*GIVEN TASK*
Please transcribe the data that follows without the pictures, keeping every word the same.

_____

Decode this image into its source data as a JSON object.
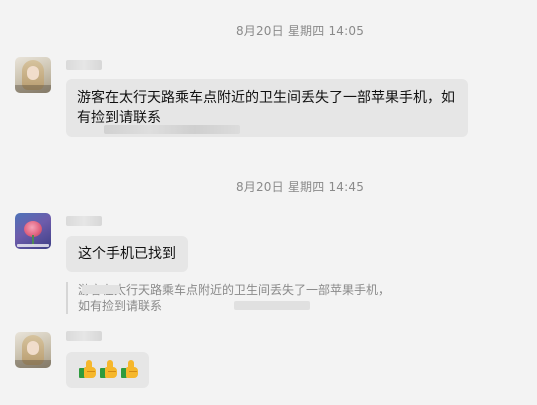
{
  "chat": {
    "timestamps": [
      "8月20日 星期四 14:05",
      "8月20日 星期四 14:45"
    ],
    "messages": [
      {
        "text": "游客在太行天路乘车点附近的卫生间丢失了一部苹果手机，如有捡到请联系"
      },
      {
        "text": "这个手机已找到",
        "quote": "游客在太行天路乘车点附近的卫生间丢失了一部苹果手机，如有捡到请联系"
      },
      {
        "emoji": "👍👍👍",
        "emoji_icons": [
          "thumbs-up-icon",
          "thumbs-up-icon",
          "thumbs-up-icon"
        ]
      }
    ]
  },
  "colors": {
    "background": "#f3f3f3",
    "bubble": "#e6e6e6",
    "timestamp_text": "#8a8a8a",
    "quote_text": "#8a8a8a"
  }
}
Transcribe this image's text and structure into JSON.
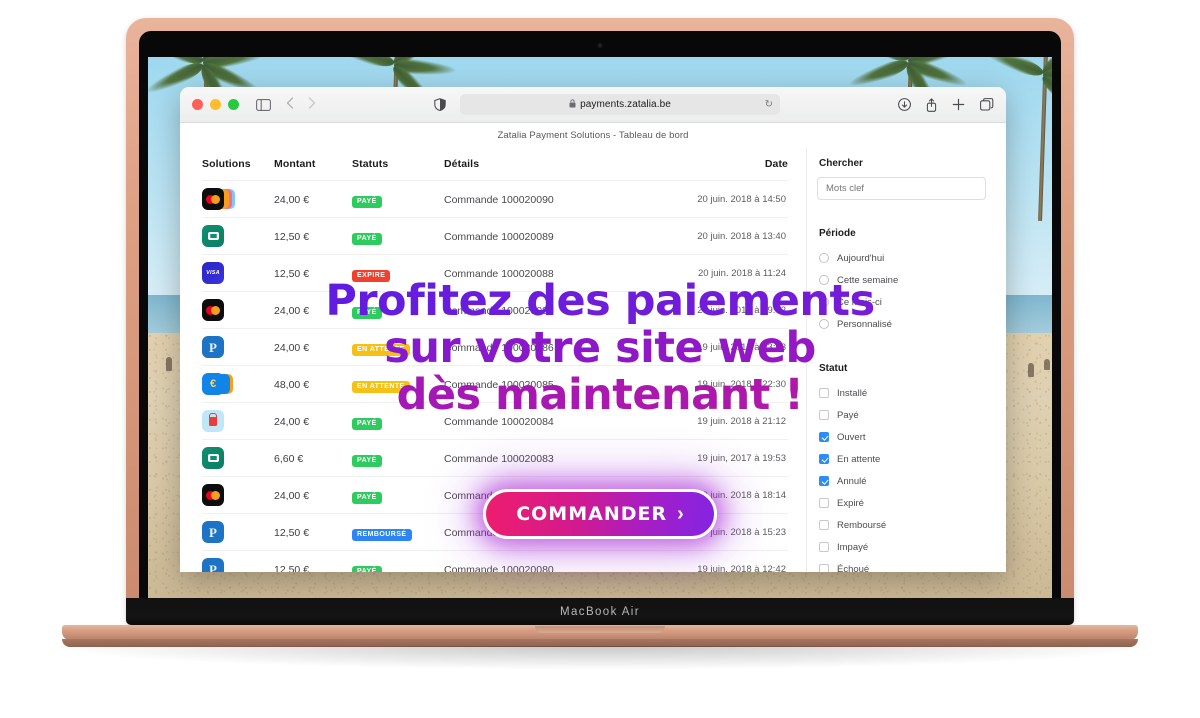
{
  "device": {
    "label": "MacBook Air"
  },
  "browser": {
    "url": "payments.zatalia.be",
    "lock_glyph": "🔒",
    "reload_glyph": "↻",
    "page_title": "Zatalia Payment Solutions - Tableau de bord",
    "traffic_lights": [
      "close",
      "minimize",
      "zoom"
    ],
    "icons": {
      "sidebar": "sidebar-icon",
      "back": "back-chevron-icon",
      "forward": "forward-chevron-icon",
      "shield": "privacy-shield-icon",
      "download": "download-icon",
      "share": "share-icon",
      "new_tab": "plus-icon",
      "tab_overview": "tab-overview-icon"
    }
  },
  "table": {
    "headers": {
      "solutions": "Solutions",
      "montant": "Montant",
      "statuts": "Statuts",
      "details": "Détails",
      "date": "Date"
    },
    "rows": [
      {
        "icon": "mastercard-stack",
        "amount": "24,00 €",
        "status": "PAYÉ",
        "status_color": "#2ecc5f",
        "details": "Commande 100020090",
        "date": "20 juin. 2018 à 14:50"
      },
      {
        "icon": "cb",
        "amount": "12,50 €",
        "status": "PAYÉ",
        "status_color": "#2ecc5f",
        "details": "Commande 100020089",
        "date": "20 juin. 2018 à 13:40"
      },
      {
        "icon": "visa",
        "amount": "12,50 €",
        "status": "EXPIRE",
        "status_color": "#f1402e",
        "details": "Commande 100020088",
        "date": "20 juin. 2018 à 11:24"
      },
      {
        "icon": "mastercard",
        "amount": "24,00 €",
        "status": "PAYÉ",
        "status_color": "#2ecc5f",
        "details": "Commande 100020087",
        "date": "20 juin. 2018 à 09:42"
      },
      {
        "icon": "paypal",
        "amount": "24,00 €",
        "status": "EN ATTENTE",
        "status_color": "#f5c116",
        "details": "Commande 100020086",
        "date": "19 juin. 2018 à 23:53"
      },
      {
        "icon": "euro-stack",
        "amount": "48,00 €",
        "status": "EN ATTENTE",
        "status_color": "#f5c116",
        "details": "Commande 100020085",
        "date": "19 juin. 2018 à 22:30"
      },
      {
        "icon": "lock",
        "amount": "24,00 €",
        "status": "PAYÉ",
        "status_color": "#2ecc5f",
        "details": "Commande 100020084",
        "date": "19 juin. 2018 à 21:12"
      },
      {
        "icon": "cb",
        "amount": "6,60 €",
        "status": "PAYÉ",
        "status_color": "#2ecc5f",
        "details": "Commande 100020083",
        "date": "19 juin, 2017 à 19:53"
      },
      {
        "icon": "mastercard",
        "amount": "24,00 €",
        "status": "PAYÉ",
        "status_color": "#2ecc5f",
        "details": "Commande 100020082",
        "date": "19 juin. 2018 à 18:14"
      },
      {
        "icon": "paypal",
        "amount": "12,50 €",
        "status": "REMBOURSÉ",
        "status_color": "#2d84f5",
        "details": "Commande 100020081",
        "date": "19 juin. 2018 à 15:23"
      },
      {
        "icon": "paypal",
        "amount": "12,50 €",
        "status": "PAYÉ",
        "status_color": "#2ecc5f",
        "details": "Commande 100020080",
        "date": "19 juin. 2018 à 12:42"
      }
    ]
  },
  "sidebar": {
    "search_heading": "Chercher",
    "search_placeholder": "Mots clef",
    "search_value": "",
    "periode_heading": "Période",
    "periode_options": [
      {
        "label": "Aujourd'hui",
        "selected": false
      },
      {
        "label": "Cette semaine",
        "selected": false
      },
      {
        "label": "Ce mois-ci",
        "selected": false
      },
      {
        "label": "Personnalisé",
        "selected": false
      }
    ],
    "statut_heading": "Statut",
    "statut_options": [
      {
        "label": "Installé",
        "checked": false
      },
      {
        "label": "Payé",
        "checked": false
      },
      {
        "label": "Ouvert",
        "checked": true
      },
      {
        "label": "En attente",
        "checked": true
      },
      {
        "label": "Annulé",
        "checked": true
      },
      {
        "label": "Expiré",
        "checked": false
      },
      {
        "label": "Remboursé",
        "checked": false
      },
      {
        "label": "Impayé",
        "checked": false
      },
      {
        "label": "Échoué",
        "checked": false
      }
    ]
  },
  "promo": {
    "line1": "Profitez des paiements",
    "line2": "sur votre site web",
    "line3": "dès maintenant !",
    "cta_label": "COMMANDER",
    "cta_arrow": "›",
    "gradient_start": "#5a1ce2",
    "gradient_end": "#b41aa4",
    "cta_gradient_start": "#ee1d6e",
    "cta_gradient_end": "#8424e4"
  }
}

_____

*SOLUTION*
Decode this image into its source data as a JSON object.
{
  "chat": {
    "timestamps": [
      "8月20日 星期四 14:05",
      "8月20日 星期四 14:45"
    ],
    "messages": [
      {
        "text": "游客在太行天路乘车点附近的卫生间丢失了一部苹果手机，如有捡到请联系"
      },
      {
        "text": "这个手机已找到",
        "quote": "游客在太行天路乘车点附近的卫生间丢失了一部苹果手机，如有捡到请联系"
      },
      {
        "emoji": "👍👍👍",
        "emoji_icons": [
          "thumbs-up-icon",
          "thumbs-up-icon",
          "thumbs-up-icon"
        ]
      }
    ]
  },
  "colors": {
    "background": "#f3f3f3",
    "bubble": "#e6e6e6",
    "timestamp_text": "#8a8a8a",
    "quote_text": "#8a8a8a"
  }
}
Transcribe this image's text and structure into JSON.
{
  "device": {
    "label": "MacBook Air"
  },
  "browser": {
    "url": "payments.zatalia.be",
    "lock_glyph": "🔒",
    "reload_glyph": "↻",
    "page_title": "Zatalia Payment Solutions - Tableau de bord",
    "traffic_lights": [
      "close",
      "minimize",
      "zoom"
    ],
    "icons": {
      "sidebar": "sidebar-icon",
      "back": "back-chevron-icon",
      "forward": "forward-chevron-icon",
      "shield": "privacy-shield-icon",
      "download": "download-icon",
      "share": "share-icon",
      "new_tab": "plus-icon",
      "tab_overview": "tab-overview-icon"
    }
  },
  "table": {
    "headers": {
      "solutions": "Solutions",
      "montant": "Montant",
      "statuts": "Statuts",
      "details": "Détails",
      "date": "Date"
    },
    "rows": [
      {
        "icon": "mastercard-stack",
        "amount": "24,00 €",
        "status": "PAYÉ",
        "status_color": "#2ecc5f",
        "details": "Commande 100020090",
        "date": "20 juin. 2018 à 14:50"
      },
      {
        "icon": "cb",
        "amount": "12,50 €",
        "status": "PAYÉ",
        "status_color": "#2ecc5f",
        "details": "Commande 100020089",
        "date": "20 juin. 2018 à 13:40"
      },
      {
        "icon": "visa",
        "amount": "12,50 €",
        "status": "EXPIRE",
        "status_color": "#f1402e",
        "details": "Commande 100020088",
        "date": "20 juin. 2018 à 11:24"
      },
      {
        "icon": "mastercard",
        "amount": "24,00 €",
        "status": "PAYÉ",
        "status_color": "#2ecc5f",
        "details": "Commande 100020087",
        "date": "20 juin. 2018 à 09:42"
      },
      {
        "icon": "paypal",
        "amount": "24,00 €",
        "status": "EN ATTENTE",
        "status_color": "#f5c116",
        "details": "Commande 100020086",
        "date": "19 juin. 2018 à 23:53"
      },
      {
        "icon": "euro-stack",
        "amount": "48,00 €",
        "status": "EN ATTENTE",
        "status_color": "#f5c116",
        "details": "Commande 100020085",
        "date": "19 juin. 2018 à 22:30"
      },
      {
        "icon": "lock",
        "amount": "24,00 €",
        "status": "PAYÉ",
        "status_color": "#2ecc5f",
        "details": "Commande 100020084",
        "date": "19 juin. 2018 à 21:12"
      },
      {
        "icon": "cb",
        "amount": "6,60 €",
        "status": "PAYÉ",
        "status_color": "#2ecc5f",
        "details": "Commande 100020083",
        "date": "19 juin, 2017 à 19:53"
      },
      {
        "icon": "mastercard",
        "amount": "24,00 €",
        "status": "PAYÉ",
        "status_color": "#2ecc5f",
        "details": "Commande 100020082",
        "date": "19 juin. 2018 à 18:14"
      },
      {
        "icon": "paypal",
        "amount": "12,50 €",
        "status": "REMBOURSÉ",
        "status_color": "#2d84f5",
        "details": "Commande 100020081",
        "date": "19 juin. 2018 à 15:23"
      },
      {
        "icon": "paypal",
        "amount": "12,50 €",
        "status": "PAYÉ",
        "status_color": "#2ecc5f",
        "details": "Commande 100020080",
        "date": "19 juin. 2018 à 12:42"
      }
    ]
  },
  "sidebar": {
    "search_heading": "Chercher",
    "search_placeholder": "Mots clef",
    "search_value": "",
    "periode_heading": "Période",
    "periode_options": [
      {
        "label": "Aujourd'hui",
        "selected": false
      },
      {
        "label": "Cette semaine",
        "selected": false
      },
      {
        "label": "Ce mois-ci",
        "selected": false
      },
      {
        "label": "Personnalisé",
        "selected": false
      }
    ],
    "statut_heading": "Statut",
    "statut_options": [
      {
        "label": "Installé",
        "checked": false
      },
      {
        "label": "Payé",
        "checked": false
      },
      {
        "label": "Ouvert",
        "checked": true
      },
      {
        "label": "En attente",
        "checked": true
      },
      {
        "label": "Annulé",
        "checked": true
      },
      {
        "label": "Expiré",
        "checked": false
      },
      {
        "label": "Remboursé",
        "checked": false
      },
      {
        "label": "Impayé",
        "checked": false
      },
      {
        "label": "Échoué",
        "checked": false
      }
    ]
  },
  "promo": {
    "line1": "Profitez des paiements",
    "line2": "sur votre site web",
    "line3": "dès maintenant !",
    "cta_label": "COMMANDER",
    "cta_arrow": "›",
    "gradient_start": "#5a1ce2",
    "gradient_end": "#b41aa4",
    "cta_gradient_start": "#ee1d6e",
    "cta_gradient_end": "#8424e4"
  }
}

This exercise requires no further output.